[Saved entries]
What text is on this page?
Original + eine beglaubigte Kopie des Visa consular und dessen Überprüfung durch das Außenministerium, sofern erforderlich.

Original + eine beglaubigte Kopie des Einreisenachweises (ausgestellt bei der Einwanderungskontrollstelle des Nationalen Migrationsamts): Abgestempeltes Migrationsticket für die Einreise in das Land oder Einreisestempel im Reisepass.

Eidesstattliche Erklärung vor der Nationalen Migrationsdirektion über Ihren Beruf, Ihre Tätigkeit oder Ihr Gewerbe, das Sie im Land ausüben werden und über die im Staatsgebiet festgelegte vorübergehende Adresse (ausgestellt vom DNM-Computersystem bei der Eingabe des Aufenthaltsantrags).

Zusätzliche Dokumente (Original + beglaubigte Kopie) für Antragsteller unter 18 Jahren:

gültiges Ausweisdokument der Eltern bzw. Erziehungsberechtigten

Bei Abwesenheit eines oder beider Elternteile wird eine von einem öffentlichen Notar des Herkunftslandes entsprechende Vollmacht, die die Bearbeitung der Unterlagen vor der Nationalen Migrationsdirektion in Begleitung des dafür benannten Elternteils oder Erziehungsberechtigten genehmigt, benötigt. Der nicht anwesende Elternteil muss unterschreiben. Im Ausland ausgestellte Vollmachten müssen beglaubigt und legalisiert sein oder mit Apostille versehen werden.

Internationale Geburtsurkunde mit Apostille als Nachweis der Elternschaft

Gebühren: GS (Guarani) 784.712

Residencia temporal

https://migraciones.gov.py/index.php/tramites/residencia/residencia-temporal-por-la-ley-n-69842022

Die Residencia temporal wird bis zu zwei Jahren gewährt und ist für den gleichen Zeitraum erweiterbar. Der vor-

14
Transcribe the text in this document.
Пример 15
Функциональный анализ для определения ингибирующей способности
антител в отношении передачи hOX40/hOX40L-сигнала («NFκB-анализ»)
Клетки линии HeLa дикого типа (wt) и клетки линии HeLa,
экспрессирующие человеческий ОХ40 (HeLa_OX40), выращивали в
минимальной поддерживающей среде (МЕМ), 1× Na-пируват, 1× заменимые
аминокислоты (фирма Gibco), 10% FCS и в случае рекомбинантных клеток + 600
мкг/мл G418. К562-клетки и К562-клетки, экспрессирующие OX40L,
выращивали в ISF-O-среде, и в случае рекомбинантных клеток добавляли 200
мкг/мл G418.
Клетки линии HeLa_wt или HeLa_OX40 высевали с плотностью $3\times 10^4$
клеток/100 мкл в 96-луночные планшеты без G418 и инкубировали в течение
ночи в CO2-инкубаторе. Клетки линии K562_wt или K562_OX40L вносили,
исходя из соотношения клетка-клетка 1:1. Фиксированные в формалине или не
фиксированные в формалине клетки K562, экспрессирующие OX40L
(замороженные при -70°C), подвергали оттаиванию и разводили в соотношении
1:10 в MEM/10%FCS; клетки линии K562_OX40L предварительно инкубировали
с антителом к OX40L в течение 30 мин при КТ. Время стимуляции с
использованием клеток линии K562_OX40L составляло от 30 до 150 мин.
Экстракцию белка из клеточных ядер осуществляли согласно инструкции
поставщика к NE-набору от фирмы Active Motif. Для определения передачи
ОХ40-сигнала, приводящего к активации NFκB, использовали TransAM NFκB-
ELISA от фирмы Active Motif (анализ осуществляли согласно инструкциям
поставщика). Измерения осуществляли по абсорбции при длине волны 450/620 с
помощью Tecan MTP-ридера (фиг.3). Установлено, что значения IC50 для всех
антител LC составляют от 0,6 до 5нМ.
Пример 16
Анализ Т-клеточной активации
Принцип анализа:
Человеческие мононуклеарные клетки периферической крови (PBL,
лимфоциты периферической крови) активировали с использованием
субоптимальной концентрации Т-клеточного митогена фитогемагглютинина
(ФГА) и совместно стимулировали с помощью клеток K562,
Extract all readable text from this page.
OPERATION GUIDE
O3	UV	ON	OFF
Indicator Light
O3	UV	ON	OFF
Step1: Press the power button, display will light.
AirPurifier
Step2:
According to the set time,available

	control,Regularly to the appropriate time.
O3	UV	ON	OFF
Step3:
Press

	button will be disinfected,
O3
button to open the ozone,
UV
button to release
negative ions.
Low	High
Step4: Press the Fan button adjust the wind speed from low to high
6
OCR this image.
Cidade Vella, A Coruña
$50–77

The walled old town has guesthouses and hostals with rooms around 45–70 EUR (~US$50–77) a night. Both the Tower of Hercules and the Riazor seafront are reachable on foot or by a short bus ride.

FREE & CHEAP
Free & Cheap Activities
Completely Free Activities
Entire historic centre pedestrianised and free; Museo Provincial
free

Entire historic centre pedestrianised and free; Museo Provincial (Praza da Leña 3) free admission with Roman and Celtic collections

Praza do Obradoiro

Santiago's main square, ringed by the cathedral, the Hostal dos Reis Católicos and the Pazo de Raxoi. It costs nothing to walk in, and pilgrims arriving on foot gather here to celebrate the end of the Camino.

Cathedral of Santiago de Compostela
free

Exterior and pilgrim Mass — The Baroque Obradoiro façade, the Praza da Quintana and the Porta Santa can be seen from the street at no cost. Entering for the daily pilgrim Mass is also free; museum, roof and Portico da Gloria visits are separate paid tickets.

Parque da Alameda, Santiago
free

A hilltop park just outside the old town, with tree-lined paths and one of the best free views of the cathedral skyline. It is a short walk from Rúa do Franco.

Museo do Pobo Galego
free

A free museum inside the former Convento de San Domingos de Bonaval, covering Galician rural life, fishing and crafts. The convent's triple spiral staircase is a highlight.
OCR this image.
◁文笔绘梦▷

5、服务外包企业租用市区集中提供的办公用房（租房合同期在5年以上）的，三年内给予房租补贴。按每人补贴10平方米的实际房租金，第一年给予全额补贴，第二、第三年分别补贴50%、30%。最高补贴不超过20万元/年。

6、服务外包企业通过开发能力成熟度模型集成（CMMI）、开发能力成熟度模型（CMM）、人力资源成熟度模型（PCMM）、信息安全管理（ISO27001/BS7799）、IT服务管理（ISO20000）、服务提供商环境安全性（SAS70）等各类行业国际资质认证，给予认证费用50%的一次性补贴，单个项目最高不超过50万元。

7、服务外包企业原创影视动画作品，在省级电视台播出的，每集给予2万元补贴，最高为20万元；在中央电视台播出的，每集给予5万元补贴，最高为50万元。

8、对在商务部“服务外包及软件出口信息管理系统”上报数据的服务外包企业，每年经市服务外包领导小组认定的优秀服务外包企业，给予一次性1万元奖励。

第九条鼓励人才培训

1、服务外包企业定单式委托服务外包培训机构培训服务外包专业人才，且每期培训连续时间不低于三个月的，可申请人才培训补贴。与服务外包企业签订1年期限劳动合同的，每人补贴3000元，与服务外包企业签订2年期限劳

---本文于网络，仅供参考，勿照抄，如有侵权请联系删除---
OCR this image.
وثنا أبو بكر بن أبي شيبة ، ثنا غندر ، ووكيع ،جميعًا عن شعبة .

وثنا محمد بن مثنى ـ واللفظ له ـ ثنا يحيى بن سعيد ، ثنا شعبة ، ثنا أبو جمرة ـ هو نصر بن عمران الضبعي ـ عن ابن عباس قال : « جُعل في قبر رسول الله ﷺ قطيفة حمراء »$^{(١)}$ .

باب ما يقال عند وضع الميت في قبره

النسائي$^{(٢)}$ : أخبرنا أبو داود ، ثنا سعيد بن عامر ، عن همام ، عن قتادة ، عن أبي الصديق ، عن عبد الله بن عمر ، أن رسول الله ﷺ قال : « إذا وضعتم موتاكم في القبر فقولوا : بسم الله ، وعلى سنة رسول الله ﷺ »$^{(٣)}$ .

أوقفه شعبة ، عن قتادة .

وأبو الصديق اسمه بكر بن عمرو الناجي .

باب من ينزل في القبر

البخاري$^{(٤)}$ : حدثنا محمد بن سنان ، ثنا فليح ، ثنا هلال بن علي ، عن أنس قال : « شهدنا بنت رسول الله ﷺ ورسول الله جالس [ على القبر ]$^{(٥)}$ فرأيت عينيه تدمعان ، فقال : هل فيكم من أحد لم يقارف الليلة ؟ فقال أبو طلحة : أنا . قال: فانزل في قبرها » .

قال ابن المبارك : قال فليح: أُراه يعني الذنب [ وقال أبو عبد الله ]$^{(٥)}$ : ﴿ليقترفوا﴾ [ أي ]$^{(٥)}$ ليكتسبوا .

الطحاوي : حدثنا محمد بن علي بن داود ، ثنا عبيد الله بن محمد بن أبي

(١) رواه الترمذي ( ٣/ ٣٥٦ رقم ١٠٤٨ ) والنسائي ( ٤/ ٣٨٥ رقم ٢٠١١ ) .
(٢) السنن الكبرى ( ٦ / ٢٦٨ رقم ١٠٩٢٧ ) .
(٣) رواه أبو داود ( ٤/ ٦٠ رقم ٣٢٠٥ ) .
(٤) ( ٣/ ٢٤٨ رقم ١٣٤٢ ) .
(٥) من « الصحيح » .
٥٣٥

**Stated task**.
Single out each line of the records above with the string "помощью" in it, and copy it.

**Result of this exercise**.
помощью Tecan MTP-ридера (фиг.3). Установлено, что значения IC50 для всех
(ФГА) и совместно стимулировали с помощью клеток K562,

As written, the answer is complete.